CHALLENGE — Can the data below be echoed back word for word?

RECORD SET —
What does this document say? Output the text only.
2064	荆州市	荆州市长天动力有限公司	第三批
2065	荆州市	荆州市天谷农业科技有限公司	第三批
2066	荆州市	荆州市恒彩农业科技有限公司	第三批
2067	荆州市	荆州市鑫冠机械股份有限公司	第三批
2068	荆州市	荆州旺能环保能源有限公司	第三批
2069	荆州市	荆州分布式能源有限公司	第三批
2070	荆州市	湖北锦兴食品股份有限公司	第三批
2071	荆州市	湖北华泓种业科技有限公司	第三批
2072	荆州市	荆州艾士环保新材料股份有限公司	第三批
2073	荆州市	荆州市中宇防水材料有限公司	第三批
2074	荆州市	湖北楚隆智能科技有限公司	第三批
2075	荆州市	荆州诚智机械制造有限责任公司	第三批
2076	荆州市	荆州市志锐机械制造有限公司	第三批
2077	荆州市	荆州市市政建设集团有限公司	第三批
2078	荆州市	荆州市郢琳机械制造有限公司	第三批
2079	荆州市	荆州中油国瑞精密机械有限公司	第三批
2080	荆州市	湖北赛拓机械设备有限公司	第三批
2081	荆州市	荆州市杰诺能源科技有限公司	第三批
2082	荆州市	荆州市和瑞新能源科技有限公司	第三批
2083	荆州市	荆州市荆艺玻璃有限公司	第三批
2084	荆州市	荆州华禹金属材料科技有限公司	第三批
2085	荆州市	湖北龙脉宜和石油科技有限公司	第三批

EXERCISE SOLUTION —
What does this document say? Output the text only.
2064	荆州市	荆州市长天动力有限公司	第三批
2065	荆州市	荆州市天谷农业科技有限公司	第三批
2066	荆州市	荆州市恒彩农业科技有限公司	第三批
2067	荆州市	荆州市鑫冠机械股份有限公司	第三批
2068	荆州市	荆州旺能环保能源有限公司	第三批
2069	荆州市	荆州分布式能源有限公司	第三批
2070	荆州市	湖北锦兴食品股份有限公司	第三批
2071	荆州市	湖北华泓种业科技有限公司	第三批
2072	荆州市	荆州艾士环保新材料股份有限公司	第三批
2073	荆州市	荆州市中宇防水材料有限公司	第三批
2074	荆州市	湖北楚隆智能科技有限公司	第三批
2075	荆州市	荆州诚智机械制造有限责任公司	第三批
2076	荆州市	荆州市志锐机械制造有限公司	第三批
2077	荆州市	荆州市市政建设集团有限公司	第三批
2078	荆州市	荆州市郢琳机械制造有限公司	第三批
2079	荆州市	荆州中油国瑞精密机械有限公司	第三批
2080	荆州市	湖北赛拓机械设备有限公司	第三批
2081	荆州市	荆州市杰诺能源科技有限公司	第三批
2082	荆州市	荆州市和瑞新能源科技有限公司	第三批
2083	荆州市	荆州市荆艺玻璃有限公司	第三批
2084	荆州市	荆州华禹金属材料科技有限公司	第三批
2085	荆州市	湖北龙脉宜和石油科技有限公司	第三批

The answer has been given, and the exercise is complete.